Dataset items:

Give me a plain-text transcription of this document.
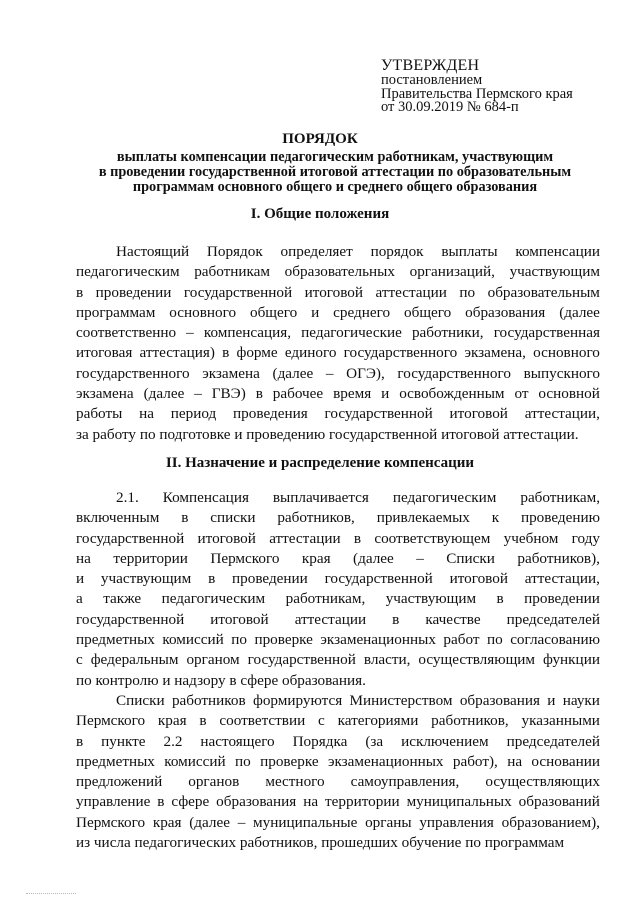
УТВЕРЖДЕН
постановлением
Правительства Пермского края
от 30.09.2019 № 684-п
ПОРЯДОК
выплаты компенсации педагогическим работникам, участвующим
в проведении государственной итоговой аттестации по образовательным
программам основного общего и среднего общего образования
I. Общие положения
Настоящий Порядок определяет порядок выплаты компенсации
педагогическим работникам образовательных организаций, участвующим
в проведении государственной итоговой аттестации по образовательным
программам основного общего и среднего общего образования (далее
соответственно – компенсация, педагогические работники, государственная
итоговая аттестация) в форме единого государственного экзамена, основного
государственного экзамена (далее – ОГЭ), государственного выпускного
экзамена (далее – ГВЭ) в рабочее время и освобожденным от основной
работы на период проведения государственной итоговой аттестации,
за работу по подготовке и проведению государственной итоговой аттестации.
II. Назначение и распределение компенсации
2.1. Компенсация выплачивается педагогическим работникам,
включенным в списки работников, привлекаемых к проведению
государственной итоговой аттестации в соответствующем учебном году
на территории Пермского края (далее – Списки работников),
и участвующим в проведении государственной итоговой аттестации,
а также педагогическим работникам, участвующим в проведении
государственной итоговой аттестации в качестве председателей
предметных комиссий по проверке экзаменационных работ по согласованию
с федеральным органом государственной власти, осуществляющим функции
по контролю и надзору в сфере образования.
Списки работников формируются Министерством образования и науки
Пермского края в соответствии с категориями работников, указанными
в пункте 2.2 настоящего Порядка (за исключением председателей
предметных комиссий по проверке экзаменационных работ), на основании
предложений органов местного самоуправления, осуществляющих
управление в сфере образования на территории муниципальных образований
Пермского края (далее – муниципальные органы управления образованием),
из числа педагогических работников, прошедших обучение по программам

**EXERCISE GOAL:**
In the entries above, find every line with the word "общего" and list it.

**FINAL RESULT:**
программам основного общего и среднего общего образования
программам основного общего и среднего общего образования (далее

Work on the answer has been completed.